• The problem: Below is some material; set it all down exactly, apart from the pictures.

* * *

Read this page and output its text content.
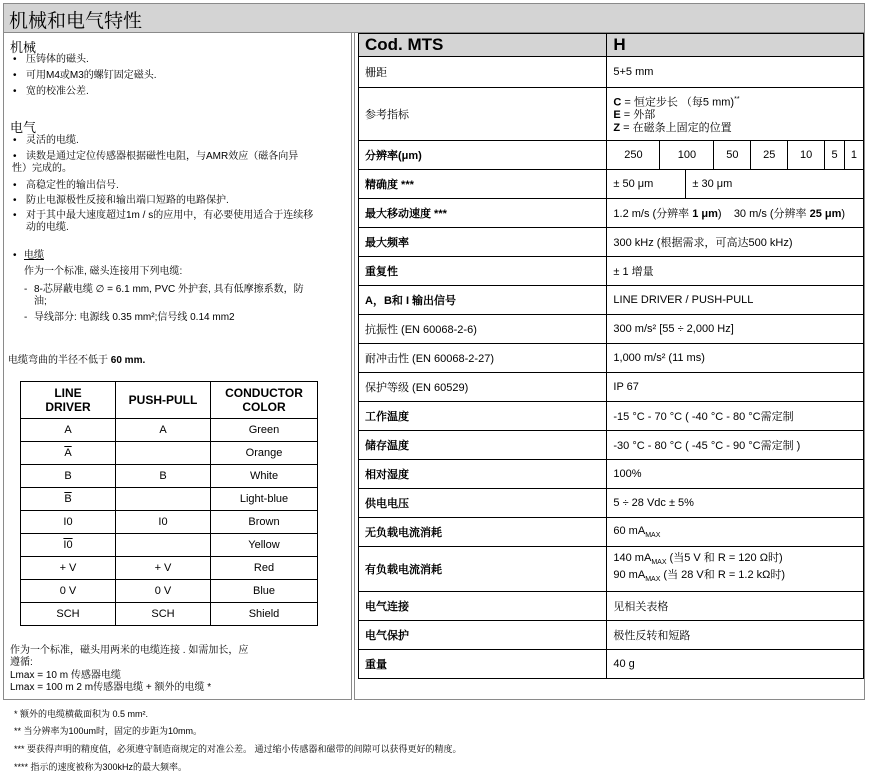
机械和电气特性
机械
• 压铸体的磁头.
• 可用M4或M3的螺钉固定磁头.
• 宽的校准公差.
电气
• 灵活的电缆.
• 读数是通过定位传感器根据磁性电阻，与AMR效应（磁各向异
性）完成的。
• 高稳定性的输出信号.
• 防止电源极性反接和输出端口短路的电路保护.
• 对于其中最大速度超过1m / s的应用中，有必要使用适合于连续移
动的电缆.
• 电缆
作为一个标准, 磁头连接用下列电缆:
- 8-芯屏蔽电缆 ∅ = 6.1 mm, PVC 外护套, 具有低摩擦系数，防
油;
- 导线部分: 电源线 0.35 mm²;信号线 0.14 mm2
电缆弯曲的半径不低于 60 mm.
LINE
DRIVER	PUSH-PULL	CONDUCTOR
COLOR
A	A	Green
$\overline{A}$		Orange
B	B	White
$\overline{B}$		Light-blue
I0	I0	Brown
I0		Yellow
+ V	+ V	Red
0 V	0 V	Blue
SCH	SCH	Shield
作为一个标准，磁头用两米的电缆连接 . 如需加长，应
遵循:
Lmax = 10 m 传感器电缆
Lmax = 100 m 2 m传感器电缆 + 额外的电缆 *
Cod. MTS	H
栅距	5+5 mm
参考指标	
C = 恒定步长 （每5 mm)**
E = 外部
Z = 在磁条上固定的位置

分辨率(μm)		250	100	50	25	10	5	1

精确度 ***		± 50 μm	± 30 μm

最大移动速度 ***	1.2 m/s (分辨率 1 μm)    30 m/s (分辨率 25 μm)
最大频率	300 kHz (根据需求，可高达500 kHz)
重复性	± 1 增量
A，B和 I 输出信号	LINE DRIVER / PUSH-PULL
抗振性 (EN 60068-2-6)	300 m/s² [55 ÷ 2,000 Hz]
耐冲击性 (EN 60068-2-27)	1,000 m/s² (11 ms)
保护等级 (EN 60529)	IP 67
工作温度	-15 °C - 70 °C ( -40 °C - 80 °C需定制
储存温度	-30 °C - 80 °C ( -45 °C - 90 °C需定制 )
相对湿度	100%
供电电压	5 ÷ 28 Vdc ± 5%
无负载电流消耗	60 $mA_{MAX}$
有负载电流消耗	
140 $mA_{MAX}$ (当5 V 和 R = 120 Ω时)
90 $mA_{MAX}$ (当 28 V和 R = 1.2 kΩ时)

电气连接	见相关表格
电气保护	极性反转和短路
重量	40 g
* 额外的电缆横截面积为 0.5 mm².
** 当分辨率为100um时，固定的步距为10mm。
*** 要获得声明的精度值，必须遵守制造商规定的对准公差。 通过缩小传感器和磁带的间隙可以获得更好的精度。
**** 指示的速度被称为300kHz的最大频率。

* * *

• Completed exercise:
Read this page and output its text content.
机械和电气特性
机械
• 压铸体的磁头.
• 可用M4或M3的螺钉固定磁头.
• 宽的校准公差.
电气
• 灵活的电缆.
• 读数是通过定位传感器根据磁性电阻，与AMR效应（磁各向异
性）完成的。
• 高稳定性的输出信号.
• 防止电源极性反接和输出端口短路的电路保护.
• 对于其中最大速度超过1m / s的应用中，有必要使用适合于连续移
动的电缆.
• 电缆
作为一个标准, 磁头连接用下列电缆:
- 8-芯屏蔽电缆 ∅ = 6.1 mm, PVC 外护套, 具有低摩擦系数，防
油;
- 导线部分: 电源线 0.35 mm²;信号线 0.14 mm2
电缆弯曲的半径不低于 60 mm.
LINE
DRIVER	PUSH-PULL	CONDUCTOR
COLOR
A	A	Green
$\overline{A}$		Orange
B	B	White
$\overline{B}$		Light-blue
I0	I0	Brown
I0		Yellow
+ V	+ V	Red
0 V	0 V	Blue
SCH	SCH	Shield
作为一个标准，磁头用两米的电缆连接 . 如需加长，应
遵循:
Lmax = 10 m 传感器电缆
Lmax = 100 m 2 m传感器电缆 + 额外的电缆 *
Cod. MTS	H
栅距	5+5 mm
参考指标	
C = 恒定步长 （每5 mm)**
E = 外部
Z = 在磁条上固定的位置

分辨率(μm)		250	100	50	25	10	5	1

精确度 ***		± 50 μm	± 30 μm

最大移动速度 ***	1.2 m/s (分辨率 1 μm)    30 m/s (分辨率 25 μm)
最大频率	300 kHz (根据需求，可高达500 kHz)
重复性	± 1 增量
A，B和 I 输出信号	LINE DRIVER / PUSH-PULL
抗振性 (EN 60068-2-6)	300 m/s² [55 ÷ 2,000 Hz]
耐冲击性 (EN 60068-2-27)	1,000 m/s² (11 ms)
保护等级 (EN 60529)	IP 67
工作温度	-15 °C - 70 °C ( -40 °C - 80 °C需定制
储存温度	-30 °C - 80 °C ( -45 °C - 90 °C需定制 )
相对湿度	100%
供电电压	5 ÷ 28 Vdc ± 5%
无负载电流消耗	60 $mA_{MAX}$
有负载电流消耗	
140 $mA_{MAX}$ (当5 V 和 R = 120 Ω时)
90 $mA_{MAX}$ (当 28 V和 R = 1.2 kΩ时)

电气连接	见相关表格
电气保护	极性反转和短路
重量	40 g
* 额外的电缆横截面积为 0.5 mm².
** 当分辨率为100um时，固定的步距为10mm。
*** 要获得声明的精度值，必须遵守制造商规定的对准公差。 通过缩小传感器和磁带的间隙可以获得更好的精度。
**** 指示的速度被称为300kHz的最大频率。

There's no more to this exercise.